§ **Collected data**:
# # # # # # #

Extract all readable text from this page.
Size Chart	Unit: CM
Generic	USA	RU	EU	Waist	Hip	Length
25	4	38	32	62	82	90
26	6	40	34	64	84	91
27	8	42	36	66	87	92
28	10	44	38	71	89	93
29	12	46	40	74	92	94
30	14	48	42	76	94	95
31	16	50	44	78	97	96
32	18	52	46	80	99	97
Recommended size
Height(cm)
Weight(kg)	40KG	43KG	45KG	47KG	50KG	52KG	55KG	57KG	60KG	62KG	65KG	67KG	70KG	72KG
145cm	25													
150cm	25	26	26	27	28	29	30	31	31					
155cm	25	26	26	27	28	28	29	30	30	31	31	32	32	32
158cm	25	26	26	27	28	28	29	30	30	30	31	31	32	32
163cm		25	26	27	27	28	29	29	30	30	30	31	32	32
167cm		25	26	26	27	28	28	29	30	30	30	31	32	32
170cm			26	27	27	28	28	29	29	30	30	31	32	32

# # # # # # #

Without leaving anything out, give the entries again exactly.

Extract all readable text from this page.
Size Chart	Unit: CM
Generic	USA	RU	EU	Waist	Hip	Length
25	4	38	32	62	82	90
26	6	40	34	64	84	91
27	8	42	36	66	87	92
28	10	44	38	71	89	93
29	12	46	40	74	92	94
30	14	48	42	76	94	95
31	16	50	44	78	97	96
32	18	52	46	80	99	97
Recommended size
Height(cm)
Weight(kg)	40KG	43KG	45KG	47KG	50KG	52KG	55KG	57KG	60KG	62KG	65KG	67KG	70KG	72KG
145cm	25													
150cm	25	26	26	27	28	29	30	31	31					
155cm	25	26	26	27	28	28	29	30	30	31	31	32	32	32
158cm	25	26	26	27	28	28	29	30	30	30	31	31	32	32
163cm		25	26	27	27	28	29	29	30	30	30	31	32	32
167cm		25	26	26	27	28	28	29	30	30	30	31	32	32
170cm			26	27	27	28	28	29	29	30	30	31	32	32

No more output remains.